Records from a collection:
· · · · ·

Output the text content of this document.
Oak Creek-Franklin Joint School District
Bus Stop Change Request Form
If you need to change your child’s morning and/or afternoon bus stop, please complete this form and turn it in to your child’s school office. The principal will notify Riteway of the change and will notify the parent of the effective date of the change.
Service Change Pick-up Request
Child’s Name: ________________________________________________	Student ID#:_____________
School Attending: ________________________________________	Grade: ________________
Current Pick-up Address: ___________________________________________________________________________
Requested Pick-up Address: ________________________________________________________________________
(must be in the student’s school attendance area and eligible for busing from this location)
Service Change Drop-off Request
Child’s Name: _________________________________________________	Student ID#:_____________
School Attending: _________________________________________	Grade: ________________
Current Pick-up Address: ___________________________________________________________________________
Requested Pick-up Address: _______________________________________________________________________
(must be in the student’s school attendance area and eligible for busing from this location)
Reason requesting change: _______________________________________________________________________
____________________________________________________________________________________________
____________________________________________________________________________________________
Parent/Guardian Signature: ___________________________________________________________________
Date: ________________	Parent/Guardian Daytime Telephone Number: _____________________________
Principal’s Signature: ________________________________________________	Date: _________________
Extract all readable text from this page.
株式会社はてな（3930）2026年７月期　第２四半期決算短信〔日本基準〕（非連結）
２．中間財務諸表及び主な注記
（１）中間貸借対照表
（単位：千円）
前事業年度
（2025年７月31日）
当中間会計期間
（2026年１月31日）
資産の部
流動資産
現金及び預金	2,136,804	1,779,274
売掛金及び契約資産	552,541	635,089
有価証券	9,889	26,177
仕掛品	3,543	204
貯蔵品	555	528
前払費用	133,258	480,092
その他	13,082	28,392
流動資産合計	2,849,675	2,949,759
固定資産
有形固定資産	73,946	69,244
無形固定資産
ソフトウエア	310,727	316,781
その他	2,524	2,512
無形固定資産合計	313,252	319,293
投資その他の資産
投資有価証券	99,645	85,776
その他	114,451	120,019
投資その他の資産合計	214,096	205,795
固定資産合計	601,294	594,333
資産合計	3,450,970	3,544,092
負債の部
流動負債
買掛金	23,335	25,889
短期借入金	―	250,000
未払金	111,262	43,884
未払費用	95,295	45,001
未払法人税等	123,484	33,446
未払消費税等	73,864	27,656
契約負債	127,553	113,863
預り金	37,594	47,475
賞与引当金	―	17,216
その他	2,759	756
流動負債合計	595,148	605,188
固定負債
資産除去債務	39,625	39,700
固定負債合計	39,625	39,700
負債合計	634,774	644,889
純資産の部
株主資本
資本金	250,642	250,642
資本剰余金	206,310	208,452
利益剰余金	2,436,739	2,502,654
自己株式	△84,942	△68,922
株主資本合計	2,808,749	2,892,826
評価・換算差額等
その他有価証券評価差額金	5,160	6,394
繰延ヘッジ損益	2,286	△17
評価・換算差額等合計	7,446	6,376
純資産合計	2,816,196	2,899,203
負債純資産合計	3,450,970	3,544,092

· · · · ·

[What is required]: Copy each line above where the string "this" occurs.

[Complete response]:
Output the text content of this document.
If you need to change your child’s morning and/or afternoon bus stop, please complete this form and turn it in to your child’s school office. The principal will notify Riteway of the change and will notify the parent of the effective date of the change.
(must be in the student’s school attendance area and eligible for busing from this location)
(must be in the student’s school attendance area and eligible for busing from this location)
Extract all readable text from this page.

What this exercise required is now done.